Locate the lines of the listing below that hold "grid", then copy each of them.

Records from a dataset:
--- START ---
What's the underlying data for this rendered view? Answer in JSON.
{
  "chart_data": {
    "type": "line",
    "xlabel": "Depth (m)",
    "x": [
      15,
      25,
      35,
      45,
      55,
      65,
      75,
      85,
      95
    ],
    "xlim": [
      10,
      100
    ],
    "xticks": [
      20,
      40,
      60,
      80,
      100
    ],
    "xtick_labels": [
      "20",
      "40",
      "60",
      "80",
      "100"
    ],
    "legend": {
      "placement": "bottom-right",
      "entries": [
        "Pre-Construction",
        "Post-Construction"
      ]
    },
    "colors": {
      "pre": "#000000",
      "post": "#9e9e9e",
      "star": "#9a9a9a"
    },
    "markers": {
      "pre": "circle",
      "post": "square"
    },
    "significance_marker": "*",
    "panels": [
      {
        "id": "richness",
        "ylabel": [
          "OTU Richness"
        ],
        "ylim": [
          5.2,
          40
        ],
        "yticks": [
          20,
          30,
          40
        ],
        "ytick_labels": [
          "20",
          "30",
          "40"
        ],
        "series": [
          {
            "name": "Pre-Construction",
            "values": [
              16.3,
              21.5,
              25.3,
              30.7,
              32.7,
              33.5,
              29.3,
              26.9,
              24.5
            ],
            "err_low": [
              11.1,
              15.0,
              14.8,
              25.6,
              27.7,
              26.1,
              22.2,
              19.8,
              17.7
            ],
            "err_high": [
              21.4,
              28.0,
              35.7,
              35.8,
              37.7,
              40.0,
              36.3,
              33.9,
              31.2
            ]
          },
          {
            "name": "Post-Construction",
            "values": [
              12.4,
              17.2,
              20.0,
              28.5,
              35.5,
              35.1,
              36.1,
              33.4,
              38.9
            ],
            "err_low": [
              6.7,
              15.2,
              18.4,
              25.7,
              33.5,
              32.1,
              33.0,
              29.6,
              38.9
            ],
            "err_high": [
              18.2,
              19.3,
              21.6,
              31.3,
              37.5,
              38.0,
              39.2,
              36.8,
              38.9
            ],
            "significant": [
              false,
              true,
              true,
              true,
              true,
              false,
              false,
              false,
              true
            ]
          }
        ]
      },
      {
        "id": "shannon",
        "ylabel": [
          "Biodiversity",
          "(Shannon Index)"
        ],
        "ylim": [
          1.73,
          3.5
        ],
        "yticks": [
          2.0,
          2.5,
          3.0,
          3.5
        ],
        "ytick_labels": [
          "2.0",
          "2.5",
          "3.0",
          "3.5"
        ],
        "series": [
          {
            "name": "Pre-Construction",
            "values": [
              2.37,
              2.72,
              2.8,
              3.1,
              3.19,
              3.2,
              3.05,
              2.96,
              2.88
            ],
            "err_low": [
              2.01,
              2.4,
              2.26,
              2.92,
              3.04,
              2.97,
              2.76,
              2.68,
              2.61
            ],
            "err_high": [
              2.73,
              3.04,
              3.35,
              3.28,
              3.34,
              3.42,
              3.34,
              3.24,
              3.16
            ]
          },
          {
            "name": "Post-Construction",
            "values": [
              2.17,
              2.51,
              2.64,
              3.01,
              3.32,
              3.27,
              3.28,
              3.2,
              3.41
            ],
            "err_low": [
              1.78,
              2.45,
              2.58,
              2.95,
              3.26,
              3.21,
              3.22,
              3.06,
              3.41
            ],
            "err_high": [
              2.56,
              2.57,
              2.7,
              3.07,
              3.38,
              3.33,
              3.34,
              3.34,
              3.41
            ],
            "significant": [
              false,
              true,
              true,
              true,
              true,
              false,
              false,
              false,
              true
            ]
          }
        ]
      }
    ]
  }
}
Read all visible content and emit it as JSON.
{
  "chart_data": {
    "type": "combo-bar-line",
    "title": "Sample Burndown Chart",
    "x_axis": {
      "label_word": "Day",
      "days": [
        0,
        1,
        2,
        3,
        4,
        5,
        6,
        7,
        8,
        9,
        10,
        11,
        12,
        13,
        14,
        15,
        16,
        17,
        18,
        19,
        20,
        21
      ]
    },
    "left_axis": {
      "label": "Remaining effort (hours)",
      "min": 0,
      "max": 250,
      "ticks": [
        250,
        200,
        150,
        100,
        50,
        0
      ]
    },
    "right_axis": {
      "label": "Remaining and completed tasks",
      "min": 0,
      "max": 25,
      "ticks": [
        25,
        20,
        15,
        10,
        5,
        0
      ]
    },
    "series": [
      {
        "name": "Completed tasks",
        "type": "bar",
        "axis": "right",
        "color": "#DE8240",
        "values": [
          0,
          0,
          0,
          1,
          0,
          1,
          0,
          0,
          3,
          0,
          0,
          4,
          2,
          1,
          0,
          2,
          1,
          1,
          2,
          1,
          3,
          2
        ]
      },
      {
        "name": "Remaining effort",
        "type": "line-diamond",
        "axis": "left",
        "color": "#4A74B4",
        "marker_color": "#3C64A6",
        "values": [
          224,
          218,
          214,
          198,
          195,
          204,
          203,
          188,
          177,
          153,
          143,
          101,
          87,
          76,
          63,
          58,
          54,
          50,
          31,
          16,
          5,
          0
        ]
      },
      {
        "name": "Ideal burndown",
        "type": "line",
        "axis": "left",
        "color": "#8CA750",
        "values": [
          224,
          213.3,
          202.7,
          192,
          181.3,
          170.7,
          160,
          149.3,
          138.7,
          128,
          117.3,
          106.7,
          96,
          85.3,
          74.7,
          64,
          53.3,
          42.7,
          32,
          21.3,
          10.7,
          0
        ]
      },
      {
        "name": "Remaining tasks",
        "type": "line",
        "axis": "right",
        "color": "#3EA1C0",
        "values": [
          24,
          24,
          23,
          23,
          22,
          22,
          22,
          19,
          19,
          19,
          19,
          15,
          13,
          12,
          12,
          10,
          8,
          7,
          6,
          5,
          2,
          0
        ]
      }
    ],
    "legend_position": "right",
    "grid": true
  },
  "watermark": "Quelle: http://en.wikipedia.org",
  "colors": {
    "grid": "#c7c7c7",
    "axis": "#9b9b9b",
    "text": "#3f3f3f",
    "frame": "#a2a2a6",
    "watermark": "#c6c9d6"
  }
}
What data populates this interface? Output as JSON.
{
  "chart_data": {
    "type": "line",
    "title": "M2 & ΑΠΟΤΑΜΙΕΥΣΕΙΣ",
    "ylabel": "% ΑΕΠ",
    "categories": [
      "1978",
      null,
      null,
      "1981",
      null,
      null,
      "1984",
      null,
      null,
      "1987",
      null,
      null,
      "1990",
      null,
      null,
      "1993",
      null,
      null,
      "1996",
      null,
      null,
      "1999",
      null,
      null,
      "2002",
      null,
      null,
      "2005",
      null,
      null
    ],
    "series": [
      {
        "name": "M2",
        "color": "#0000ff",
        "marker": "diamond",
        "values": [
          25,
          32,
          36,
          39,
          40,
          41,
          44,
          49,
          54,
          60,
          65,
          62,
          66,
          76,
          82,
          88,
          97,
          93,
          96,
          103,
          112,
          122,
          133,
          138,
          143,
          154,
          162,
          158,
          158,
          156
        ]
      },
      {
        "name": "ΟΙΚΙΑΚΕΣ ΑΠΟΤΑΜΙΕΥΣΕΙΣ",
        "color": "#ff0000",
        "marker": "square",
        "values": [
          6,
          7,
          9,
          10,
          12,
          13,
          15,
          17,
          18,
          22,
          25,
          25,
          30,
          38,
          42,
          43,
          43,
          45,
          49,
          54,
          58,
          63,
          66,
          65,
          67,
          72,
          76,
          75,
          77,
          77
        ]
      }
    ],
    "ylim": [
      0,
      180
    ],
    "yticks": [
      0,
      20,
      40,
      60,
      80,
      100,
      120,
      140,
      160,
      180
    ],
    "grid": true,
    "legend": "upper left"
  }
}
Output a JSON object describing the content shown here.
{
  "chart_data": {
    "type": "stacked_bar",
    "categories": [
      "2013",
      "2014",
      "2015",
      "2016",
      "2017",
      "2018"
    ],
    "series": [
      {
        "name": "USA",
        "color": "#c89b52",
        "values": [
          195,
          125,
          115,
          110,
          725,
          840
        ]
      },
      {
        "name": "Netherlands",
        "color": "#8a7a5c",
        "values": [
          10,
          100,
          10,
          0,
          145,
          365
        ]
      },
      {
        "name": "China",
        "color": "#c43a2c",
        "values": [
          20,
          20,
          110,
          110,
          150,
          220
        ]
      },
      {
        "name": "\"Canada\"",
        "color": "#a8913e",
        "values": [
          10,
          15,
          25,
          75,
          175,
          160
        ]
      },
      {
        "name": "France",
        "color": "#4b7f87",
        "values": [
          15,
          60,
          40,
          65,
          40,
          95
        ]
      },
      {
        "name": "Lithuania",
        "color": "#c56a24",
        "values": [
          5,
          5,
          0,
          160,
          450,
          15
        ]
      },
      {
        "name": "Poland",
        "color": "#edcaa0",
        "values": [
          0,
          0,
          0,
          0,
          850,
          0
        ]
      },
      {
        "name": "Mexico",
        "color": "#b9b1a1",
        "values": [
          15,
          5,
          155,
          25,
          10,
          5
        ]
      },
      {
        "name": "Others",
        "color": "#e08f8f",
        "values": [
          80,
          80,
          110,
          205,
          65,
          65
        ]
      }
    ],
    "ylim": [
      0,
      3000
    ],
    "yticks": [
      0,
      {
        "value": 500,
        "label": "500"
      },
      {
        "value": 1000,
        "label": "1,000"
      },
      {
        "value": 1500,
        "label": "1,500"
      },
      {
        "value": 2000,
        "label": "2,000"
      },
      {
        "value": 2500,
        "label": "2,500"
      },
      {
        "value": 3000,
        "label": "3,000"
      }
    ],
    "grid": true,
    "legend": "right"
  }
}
--- END ---
CORRECT ANSWER:
    "grid": true
    "grid": "#c7c7c7",
    "grid": true,
    "grid": true,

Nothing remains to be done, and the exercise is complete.